## Work to be completed
Please tally the lines in the data below that include the string "properties", and reply with only the total.
====
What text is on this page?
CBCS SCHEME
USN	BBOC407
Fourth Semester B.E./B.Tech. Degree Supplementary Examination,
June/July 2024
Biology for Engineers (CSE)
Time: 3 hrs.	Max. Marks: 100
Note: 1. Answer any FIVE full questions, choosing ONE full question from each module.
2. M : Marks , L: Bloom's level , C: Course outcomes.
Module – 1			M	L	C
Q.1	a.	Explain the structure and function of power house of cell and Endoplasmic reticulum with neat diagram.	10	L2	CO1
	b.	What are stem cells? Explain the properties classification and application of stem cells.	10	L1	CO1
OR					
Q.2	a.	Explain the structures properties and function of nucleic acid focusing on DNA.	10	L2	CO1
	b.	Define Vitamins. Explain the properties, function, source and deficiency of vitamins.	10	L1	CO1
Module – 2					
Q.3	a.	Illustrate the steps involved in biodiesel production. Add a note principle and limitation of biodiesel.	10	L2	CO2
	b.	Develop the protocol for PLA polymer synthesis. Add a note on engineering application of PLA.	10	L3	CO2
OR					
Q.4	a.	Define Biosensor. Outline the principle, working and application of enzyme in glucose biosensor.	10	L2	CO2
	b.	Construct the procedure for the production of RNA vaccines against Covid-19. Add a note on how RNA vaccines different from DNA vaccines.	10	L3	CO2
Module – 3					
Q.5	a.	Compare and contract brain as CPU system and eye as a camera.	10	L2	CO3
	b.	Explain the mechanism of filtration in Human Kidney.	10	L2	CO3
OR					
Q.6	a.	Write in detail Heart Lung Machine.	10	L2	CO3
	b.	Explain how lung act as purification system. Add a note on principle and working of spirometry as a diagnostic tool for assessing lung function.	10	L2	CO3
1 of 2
====
## Completed exercise
3